Start

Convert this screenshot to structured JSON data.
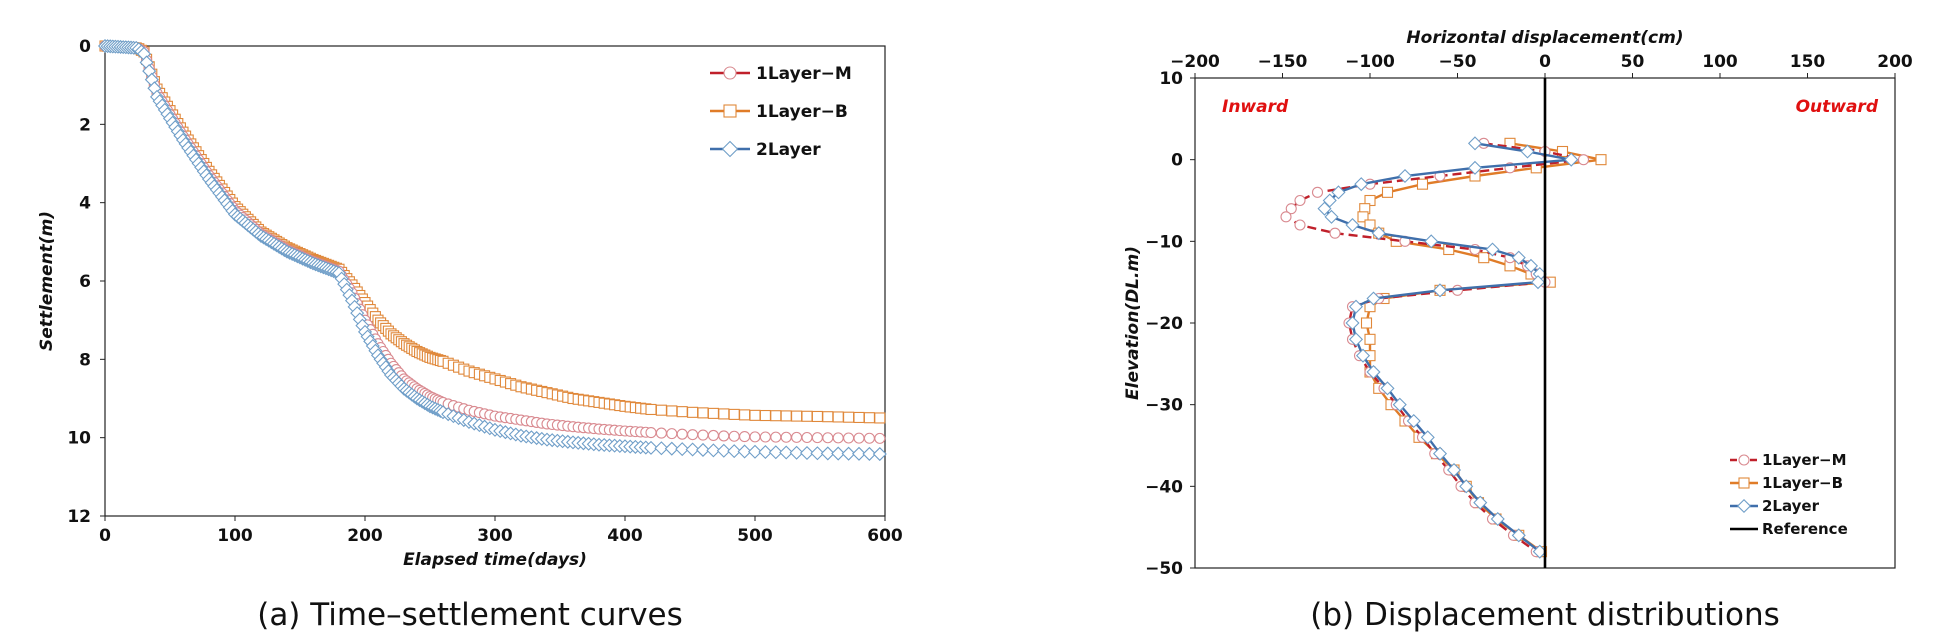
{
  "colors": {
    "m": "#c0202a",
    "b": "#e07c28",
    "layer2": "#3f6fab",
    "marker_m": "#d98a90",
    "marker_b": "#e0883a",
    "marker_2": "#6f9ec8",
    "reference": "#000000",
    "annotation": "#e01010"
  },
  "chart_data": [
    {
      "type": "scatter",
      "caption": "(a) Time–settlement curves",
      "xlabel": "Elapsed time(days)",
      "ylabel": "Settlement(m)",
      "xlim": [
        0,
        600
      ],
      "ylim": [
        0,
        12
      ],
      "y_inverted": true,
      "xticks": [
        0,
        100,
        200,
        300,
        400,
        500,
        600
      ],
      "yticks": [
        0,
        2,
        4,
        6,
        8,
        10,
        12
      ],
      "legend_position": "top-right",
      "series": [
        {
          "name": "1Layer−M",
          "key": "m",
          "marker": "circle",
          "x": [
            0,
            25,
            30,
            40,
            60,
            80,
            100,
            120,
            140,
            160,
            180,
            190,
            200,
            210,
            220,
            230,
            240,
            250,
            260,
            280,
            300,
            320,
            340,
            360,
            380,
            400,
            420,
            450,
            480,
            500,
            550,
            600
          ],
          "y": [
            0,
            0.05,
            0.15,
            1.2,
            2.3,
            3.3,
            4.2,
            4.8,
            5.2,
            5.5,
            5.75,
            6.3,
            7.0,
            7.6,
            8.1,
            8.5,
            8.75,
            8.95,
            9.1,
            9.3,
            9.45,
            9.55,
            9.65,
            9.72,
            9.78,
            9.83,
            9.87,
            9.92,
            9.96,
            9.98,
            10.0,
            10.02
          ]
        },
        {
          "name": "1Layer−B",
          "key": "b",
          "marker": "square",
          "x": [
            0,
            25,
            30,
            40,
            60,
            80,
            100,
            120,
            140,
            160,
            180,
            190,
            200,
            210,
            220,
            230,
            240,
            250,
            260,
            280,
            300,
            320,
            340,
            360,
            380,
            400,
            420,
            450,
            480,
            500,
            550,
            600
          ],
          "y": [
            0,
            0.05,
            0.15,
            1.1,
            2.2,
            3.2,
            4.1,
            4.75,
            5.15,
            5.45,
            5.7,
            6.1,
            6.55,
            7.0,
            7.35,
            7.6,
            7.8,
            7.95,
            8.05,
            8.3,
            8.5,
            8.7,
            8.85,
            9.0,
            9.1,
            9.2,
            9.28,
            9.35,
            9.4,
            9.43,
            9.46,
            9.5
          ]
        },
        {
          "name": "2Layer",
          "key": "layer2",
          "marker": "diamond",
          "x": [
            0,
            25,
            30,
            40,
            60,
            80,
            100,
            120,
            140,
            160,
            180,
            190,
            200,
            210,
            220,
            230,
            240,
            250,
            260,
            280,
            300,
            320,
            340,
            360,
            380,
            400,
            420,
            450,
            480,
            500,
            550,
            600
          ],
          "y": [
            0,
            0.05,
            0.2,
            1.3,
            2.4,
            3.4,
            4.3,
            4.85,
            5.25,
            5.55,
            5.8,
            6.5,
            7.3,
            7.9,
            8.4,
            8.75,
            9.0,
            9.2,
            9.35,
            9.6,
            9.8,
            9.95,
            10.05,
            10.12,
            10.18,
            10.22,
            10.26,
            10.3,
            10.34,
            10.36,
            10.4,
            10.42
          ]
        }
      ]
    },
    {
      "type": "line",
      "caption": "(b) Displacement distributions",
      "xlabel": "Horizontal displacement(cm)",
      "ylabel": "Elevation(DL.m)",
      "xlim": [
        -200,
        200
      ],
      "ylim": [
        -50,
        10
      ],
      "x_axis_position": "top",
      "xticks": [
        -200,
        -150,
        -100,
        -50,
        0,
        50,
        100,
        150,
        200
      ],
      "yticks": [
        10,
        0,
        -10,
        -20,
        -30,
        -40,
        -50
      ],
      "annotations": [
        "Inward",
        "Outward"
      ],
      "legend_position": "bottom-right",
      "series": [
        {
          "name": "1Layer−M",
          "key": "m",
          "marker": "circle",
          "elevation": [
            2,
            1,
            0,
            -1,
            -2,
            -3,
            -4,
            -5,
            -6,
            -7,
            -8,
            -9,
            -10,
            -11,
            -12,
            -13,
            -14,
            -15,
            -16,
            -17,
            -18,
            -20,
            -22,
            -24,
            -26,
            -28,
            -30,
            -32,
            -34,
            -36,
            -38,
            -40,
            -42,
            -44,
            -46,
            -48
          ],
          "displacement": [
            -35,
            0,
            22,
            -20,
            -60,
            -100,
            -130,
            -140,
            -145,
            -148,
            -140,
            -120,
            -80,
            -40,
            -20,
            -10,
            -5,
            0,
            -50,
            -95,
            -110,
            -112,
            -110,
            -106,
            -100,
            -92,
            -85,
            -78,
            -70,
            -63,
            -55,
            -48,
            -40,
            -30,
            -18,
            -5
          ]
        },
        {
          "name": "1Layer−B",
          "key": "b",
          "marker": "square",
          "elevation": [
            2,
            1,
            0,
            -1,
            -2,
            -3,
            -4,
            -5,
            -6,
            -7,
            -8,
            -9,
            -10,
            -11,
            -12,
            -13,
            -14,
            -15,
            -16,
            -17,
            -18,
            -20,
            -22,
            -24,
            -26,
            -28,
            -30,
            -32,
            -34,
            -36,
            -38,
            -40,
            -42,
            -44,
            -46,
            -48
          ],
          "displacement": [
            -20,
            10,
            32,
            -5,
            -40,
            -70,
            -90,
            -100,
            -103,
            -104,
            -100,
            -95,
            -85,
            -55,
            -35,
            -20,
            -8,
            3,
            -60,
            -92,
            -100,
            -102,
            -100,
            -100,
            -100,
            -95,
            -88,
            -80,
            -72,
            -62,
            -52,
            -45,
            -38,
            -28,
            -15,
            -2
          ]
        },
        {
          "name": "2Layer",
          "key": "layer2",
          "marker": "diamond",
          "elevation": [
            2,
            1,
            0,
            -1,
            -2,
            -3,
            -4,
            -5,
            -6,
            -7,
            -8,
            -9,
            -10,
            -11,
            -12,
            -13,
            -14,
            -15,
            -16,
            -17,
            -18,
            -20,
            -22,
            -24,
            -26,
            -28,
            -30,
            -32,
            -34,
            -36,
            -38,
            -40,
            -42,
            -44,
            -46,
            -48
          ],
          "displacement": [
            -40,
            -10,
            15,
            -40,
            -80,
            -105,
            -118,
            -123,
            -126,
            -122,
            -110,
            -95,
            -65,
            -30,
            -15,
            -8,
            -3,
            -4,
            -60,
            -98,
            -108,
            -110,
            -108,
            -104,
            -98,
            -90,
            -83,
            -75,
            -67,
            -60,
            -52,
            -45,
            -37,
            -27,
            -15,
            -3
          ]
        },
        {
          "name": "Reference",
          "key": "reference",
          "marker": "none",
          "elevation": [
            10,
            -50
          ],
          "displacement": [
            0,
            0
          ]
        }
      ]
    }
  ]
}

End

■ **Exercise brief**
Can you retype every record above exactly, leaving out the pictures?

■ **Worked answer**
Convert this screenshot to structured JSON data.
{
  "colors": {
    "m": "#c0202a",
    "b": "#e07c28",
    "layer2": "#3f6fab",
    "marker_m": "#d98a90",
    "marker_b": "#e0883a",
    "marker_2": "#6f9ec8",
    "reference": "#000000",
    "annotation": "#e01010"
  },
  "chart_data": [
    {
      "type": "scatter",
      "caption": "(a) Time–settlement curves",
      "xlabel": "Elapsed time(days)",
      "ylabel": "Settlement(m)",
      "xlim": [
        0,
        600
      ],
      "ylim": [
        0,
        12
      ],
      "y_inverted": true,
      "xticks": [
        0,
        100,
        200,
        300,
        400,
        500,
        600
      ],
      "yticks": [
        0,
        2,
        4,
        6,
        8,
        10,
        12
      ],
      "legend_position": "top-right",
      "series": [
        {
          "name": "1Layer−M",
          "key": "m",
          "marker": "circle",
          "x": [
            0,
            25,
            30,
            40,
            60,
            80,
            100,
            120,
            140,
            160,
            180,
            190,
            200,
            210,
            220,
            230,
            240,
            250,
            260,
            280,
            300,
            320,
            340,
            360,
            380,
            400,
            420,
            450,
            480,
            500,
            550,
            600
          ],
          "y": [
            0,
            0.05,
            0.15,
            1.2,
            2.3,
            3.3,
            4.2,
            4.8,
            5.2,
            5.5,
            5.75,
            6.3,
            7.0,
            7.6,
            8.1,
            8.5,
            8.75,
            8.95,
            9.1,
            9.3,
            9.45,
            9.55,
            9.65,
            9.72,
            9.78,
            9.83,
            9.87,
            9.92,
            9.96,
            9.98,
            10.0,
            10.02
          ]
        },
        {
          "name": "1Layer−B",
          "key": "b",
          "marker": "square",
          "x": [
            0,
            25,
            30,
            40,
            60,
            80,
            100,
            120,
            140,
            160,
            180,
            190,
            200,
            210,
            220,
            230,
            240,
            250,
            260,
            280,
            300,
            320,
            340,
            360,
            380,
            400,
            420,
            450,
            480,
            500,
            550,
            600
          ],
          "y": [
            0,
            0.05,
            0.15,
            1.1,
            2.2,
            3.2,
            4.1,
            4.75,
            5.15,
            5.45,
            5.7,
            6.1,
            6.55,
            7.0,
            7.35,
            7.6,
            7.8,
            7.95,
            8.05,
            8.3,
            8.5,
            8.7,
            8.85,
            9.0,
            9.1,
            9.2,
            9.28,
            9.35,
            9.4,
            9.43,
            9.46,
            9.5
          ]
        },
        {
          "name": "2Layer",
          "key": "layer2",
          "marker": "diamond",
          "x": [
            0,
            25,
            30,
            40,
            60,
            80,
            100,
            120,
            140,
            160,
            180,
            190,
            200,
            210,
            220,
            230,
            240,
            250,
            260,
            280,
            300,
            320,
            340,
            360,
            380,
            400,
            420,
            450,
            480,
            500,
            550,
            600
          ],
          "y": [
            0,
            0.05,
            0.2,
            1.3,
            2.4,
            3.4,
            4.3,
            4.85,
            5.25,
            5.55,
            5.8,
            6.5,
            7.3,
            7.9,
            8.4,
            8.75,
            9.0,
            9.2,
            9.35,
            9.6,
            9.8,
            9.95,
            10.05,
            10.12,
            10.18,
            10.22,
            10.26,
            10.3,
            10.34,
            10.36,
            10.4,
            10.42
          ]
        }
      ]
    },
    {
      "type": "line",
      "caption": "(b) Displacement distributions",
      "xlabel": "Horizontal displacement(cm)",
      "ylabel": "Elevation(DL.m)",
      "xlim": [
        -200,
        200
      ],
      "ylim": [
        -50,
        10
      ],
      "x_axis_position": "top",
      "xticks": [
        -200,
        -150,
        -100,
        -50,
        0,
        50,
        100,
        150,
        200
      ],
      "yticks": [
        10,
        0,
        -10,
        -20,
        -30,
        -40,
        -50
      ],
      "annotations": [
        "Inward",
        "Outward"
      ],
      "legend_position": "bottom-right",
      "series": [
        {
          "name": "1Layer−M",
          "key": "m",
          "marker": "circle",
          "elevation": [
            2,
            1,
            0,
            -1,
            -2,
            -3,
            -4,
            -5,
            -6,
            -7,
            -8,
            -9,
            -10,
            -11,
            -12,
            -13,
            -14,
            -15,
            -16,
            -17,
            -18,
            -20,
            -22,
            -24,
            -26,
            -28,
            -30,
            -32,
            -34,
            -36,
            -38,
            -40,
            -42,
            -44,
            -46,
            -48
          ],
          "displacement": [
            -35,
            0,
            22,
            -20,
            -60,
            -100,
            -130,
            -140,
            -145,
            -148,
            -140,
            -120,
            -80,
            -40,
            -20,
            -10,
            -5,
            0,
            -50,
            -95,
            -110,
            -112,
            -110,
            -106,
            -100,
            -92,
            -85,
            -78,
            -70,
            -63,
            -55,
            -48,
            -40,
            -30,
            -18,
            -5
          ]
        },
        {
          "name": "1Layer−B",
          "key": "b",
          "marker": "square",
          "elevation": [
            2,
            1,
            0,
            -1,
            -2,
            -3,
            -4,
            -5,
            -6,
            -7,
            -8,
            -9,
            -10,
            -11,
            -12,
            -13,
            -14,
            -15,
            -16,
            -17,
            -18,
            -20,
            -22,
            -24,
            -26,
            -28,
            -30,
            -32,
            -34,
            -36,
            -38,
            -40,
            -42,
            -44,
            -46,
            -48
          ],
          "displacement": [
            -20,
            10,
            32,
            -5,
            -40,
            -70,
            -90,
            -100,
            -103,
            -104,
            -100,
            -95,
            -85,
            -55,
            -35,
            -20,
            -8,
            3,
            -60,
            -92,
            -100,
            -102,
            -100,
            -100,
            -100,
            -95,
            -88,
            -80,
            -72,
            -62,
            -52,
            -45,
            -38,
            -28,
            -15,
            -2
          ]
        },
        {
          "name": "2Layer",
          "key": "layer2",
          "marker": "diamond",
          "elevation": [
            2,
            1,
            0,
            -1,
            -2,
            -3,
            -4,
            -5,
            -6,
            -7,
            -8,
            -9,
            -10,
            -11,
            -12,
            -13,
            -14,
            -15,
            -16,
            -17,
            -18,
            -20,
            -22,
            -24,
            -26,
            -28,
            -30,
            -32,
            -34,
            -36,
            -38,
            -40,
            -42,
            -44,
            -46,
            -48
          ],
          "displacement": [
            -40,
            -10,
            15,
            -40,
            -80,
            -105,
            -118,
            -123,
            -126,
            -122,
            -110,
            -95,
            -65,
            -30,
            -15,
            -8,
            -3,
            -4,
            -60,
            -98,
            -108,
            -110,
            -108,
            -104,
            -98,
            -90,
            -83,
            -75,
            -67,
            -60,
            -52,
            -45,
            -37,
            -27,
            -15,
            -3
          ]
        },
        {
          "name": "Reference",
          "key": "reference",
          "marker": "none",
          "elevation": [
            10,
            -50
          ],
          "displacement": [
            0,
            0
          ]
        }
      ]
    }
  ]
}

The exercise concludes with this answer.